» **Aim of the exercise**
Transcribe the entries that follow, word for word.

» **Records for this task**

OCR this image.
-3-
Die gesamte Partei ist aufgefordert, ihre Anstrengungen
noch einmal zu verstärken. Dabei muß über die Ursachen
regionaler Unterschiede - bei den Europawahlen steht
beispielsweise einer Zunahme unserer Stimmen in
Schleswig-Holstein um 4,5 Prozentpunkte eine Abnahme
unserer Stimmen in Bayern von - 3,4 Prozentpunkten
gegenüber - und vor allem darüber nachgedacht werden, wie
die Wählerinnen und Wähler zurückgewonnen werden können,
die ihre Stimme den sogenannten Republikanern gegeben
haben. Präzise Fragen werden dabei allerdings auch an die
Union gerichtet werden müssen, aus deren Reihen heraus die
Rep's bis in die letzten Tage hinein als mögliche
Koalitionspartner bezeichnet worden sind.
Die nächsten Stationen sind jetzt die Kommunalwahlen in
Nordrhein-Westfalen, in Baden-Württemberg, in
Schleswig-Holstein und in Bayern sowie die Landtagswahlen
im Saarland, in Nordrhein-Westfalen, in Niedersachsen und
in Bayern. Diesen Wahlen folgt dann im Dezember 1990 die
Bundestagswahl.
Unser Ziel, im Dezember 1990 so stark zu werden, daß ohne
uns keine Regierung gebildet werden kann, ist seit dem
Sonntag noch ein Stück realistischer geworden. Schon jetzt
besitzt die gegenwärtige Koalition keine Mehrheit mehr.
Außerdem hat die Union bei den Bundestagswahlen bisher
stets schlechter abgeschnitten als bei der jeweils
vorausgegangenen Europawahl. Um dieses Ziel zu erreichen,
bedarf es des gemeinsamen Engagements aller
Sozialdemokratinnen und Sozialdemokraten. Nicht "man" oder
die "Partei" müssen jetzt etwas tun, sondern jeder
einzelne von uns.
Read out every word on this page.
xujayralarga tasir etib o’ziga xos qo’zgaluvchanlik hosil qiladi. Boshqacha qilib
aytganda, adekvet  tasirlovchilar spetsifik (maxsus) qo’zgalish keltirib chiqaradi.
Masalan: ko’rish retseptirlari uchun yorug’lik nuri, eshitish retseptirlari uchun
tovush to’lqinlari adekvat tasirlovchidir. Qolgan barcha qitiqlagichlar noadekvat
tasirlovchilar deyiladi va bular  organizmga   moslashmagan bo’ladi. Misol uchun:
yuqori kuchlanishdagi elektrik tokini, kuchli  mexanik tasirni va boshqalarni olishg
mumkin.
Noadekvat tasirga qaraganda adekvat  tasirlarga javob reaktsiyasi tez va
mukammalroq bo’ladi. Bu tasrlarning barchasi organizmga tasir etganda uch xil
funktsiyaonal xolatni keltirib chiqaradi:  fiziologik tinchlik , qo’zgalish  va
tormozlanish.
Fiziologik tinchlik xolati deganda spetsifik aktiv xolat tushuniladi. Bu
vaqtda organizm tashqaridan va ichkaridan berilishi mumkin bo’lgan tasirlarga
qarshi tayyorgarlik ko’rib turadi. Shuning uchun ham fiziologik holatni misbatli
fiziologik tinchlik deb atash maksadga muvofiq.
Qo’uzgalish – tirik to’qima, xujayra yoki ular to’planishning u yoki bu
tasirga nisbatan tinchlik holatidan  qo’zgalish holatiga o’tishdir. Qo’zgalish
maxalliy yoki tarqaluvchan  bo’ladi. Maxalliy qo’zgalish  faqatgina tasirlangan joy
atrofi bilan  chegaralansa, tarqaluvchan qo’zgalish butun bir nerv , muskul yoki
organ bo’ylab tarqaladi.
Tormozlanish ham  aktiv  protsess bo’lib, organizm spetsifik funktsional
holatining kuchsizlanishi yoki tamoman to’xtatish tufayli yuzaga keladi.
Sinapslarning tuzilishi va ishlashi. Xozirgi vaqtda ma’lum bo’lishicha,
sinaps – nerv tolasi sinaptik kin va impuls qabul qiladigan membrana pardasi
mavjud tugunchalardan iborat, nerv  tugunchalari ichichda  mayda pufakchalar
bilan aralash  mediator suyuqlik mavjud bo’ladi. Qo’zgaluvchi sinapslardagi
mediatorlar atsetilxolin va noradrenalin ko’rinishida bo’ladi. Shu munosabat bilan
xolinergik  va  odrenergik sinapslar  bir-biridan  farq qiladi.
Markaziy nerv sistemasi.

» **Task answer**
OCR this image.
-3-
Die gesamte Partei ist aufgefordert, ihre Anstrengungen
noch einmal zu verstärken. Dabei muß über die Ursachen
regionaler Unterschiede - bei den Europawahlen steht
beispielsweise einer Zunahme unserer Stimmen in
Schleswig-Holstein um 4,5 Prozentpunkte eine Abnahme
unserer Stimmen in Bayern von - 3,4 Prozentpunkten
gegenüber - und vor allem darüber nachgedacht werden, wie
die Wählerinnen und Wähler zurückgewonnen werden können,
die ihre Stimme den sogenannten Republikanern gegeben
haben. Präzise Fragen werden dabei allerdings auch an die
Union gerichtet werden müssen, aus deren Reihen heraus die
Rep's bis in die letzten Tage hinein als mögliche
Koalitionspartner bezeichnet worden sind.
Die nächsten Stationen sind jetzt die Kommunalwahlen in
Nordrhein-Westfalen, in Baden-Württemberg, in
Schleswig-Holstein und in Bayern sowie die Landtagswahlen
im Saarland, in Nordrhein-Westfalen, in Niedersachsen und
in Bayern. Diesen Wahlen folgt dann im Dezember 1990 die
Bundestagswahl.
Unser Ziel, im Dezember 1990 so stark zu werden, daß ohne
uns keine Regierung gebildet werden kann, ist seit dem
Sonntag noch ein Stück realistischer geworden. Schon jetzt
besitzt die gegenwärtige Koalition keine Mehrheit mehr.
Außerdem hat die Union bei den Bundestagswahlen bisher
stets schlechter abgeschnitten als bei der jeweils
vorausgegangenen Europawahl. Um dieses Ziel zu erreichen,
bedarf es des gemeinsamen Engagements aller
Sozialdemokratinnen und Sozialdemokraten. Nicht "man" oder
die "Partei" müssen jetzt etwas tun, sondern jeder
einzelne von uns.
Read out every word on this page.
xujayralarga tasir etib o’ziga xos qo’zgaluvchanlik hosil qiladi. Boshqacha qilib
aytganda, adekvet  tasirlovchilar spetsifik (maxsus) qo’zgalish keltirib chiqaradi.
Masalan: ko’rish retseptirlari uchun yorug’lik nuri, eshitish retseptirlari uchun
tovush to’lqinlari adekvat tasirlovchidir. Qolgan barcha qitiqlagichlar noadekvat
tasirlovchilar deyiladi va bular  organizmga   moslashmagan bo’ladi. Misol uchun:
yuqori kuchlanishdagi elektrik tokini, kuchli  mexanik tasirni va boshqalarni olishg
mumkin.
Noadekvat tasirga qaraganda adekvat  tasirlarga javob reaktsiyasi tez va
mukammalroq bo’ladi. Bu tasrlarning barchasi organizmga tasir etganda uch xil
funktsiyaonal xolatni keltirib chiqaradi:  fiziologik tinchlik , qo’zgalish  va
tormozlanish.
Fiziologik tinchlik xolati deganda spetsifik aktiv xolat tushuniladi. Bu
vaqtda organizm tashqaridan va ichkaridan berilishi mumkin bo’lgan tasirlarga
qarshi tayyorgarlik ko’rib turadi. Shuning uchun ham fiziologik holatni misbatli
fiziologik tinchlik deb atash maksadga muvofiq.
Qo’uzgalish – tirik to’qima, xujayra yoki ular to’planishning u yoki bu
tasirga nisbatan tinchlik holatidan  qo’zgalish holatiga o’tishdir. Qo’zgalish
maxalliy yoki tarqaluvchan  bo’ladi. Maxalliy qo’zgalish  faqatgina tasirlangan joy
atrofi bilan  chegaralansa, tarqaluvchan qo’zgalish butun bir nerv , muskul yoki
organ bo’ylab tarqaladi.
Tormozlanish ham  aktiv  protsess bo’lib, organizm spetsifik funktsional
holatining kuchsizlanishi yoki tamoman to’xtatish tufayli yuzaga keladi.
Sinapslarning tuzilishi va ishlashi. Xozirgi vaqtda ma’lum bo’lishicha,
sinaps – nerv tolasi sinaptik kin va impuls qabul qiladigan membrana pardasi
mavjud tugunchalardan iborat, nerv  tugunchalari ichichda  mayda pufakchalar
bilan aralash  mediator suyuqlik mavjud bo’ladi. Qo’zgaluvchi sinapslardagi
mediatorlar atsetilxolin va noradrenalin ko’rinishida bo’ladi. Shu munosabat bilan
xolinergik  va  odrenergik sinapslar  bir-biridan  farq qiladi.
Markaziy nerv sistemasi.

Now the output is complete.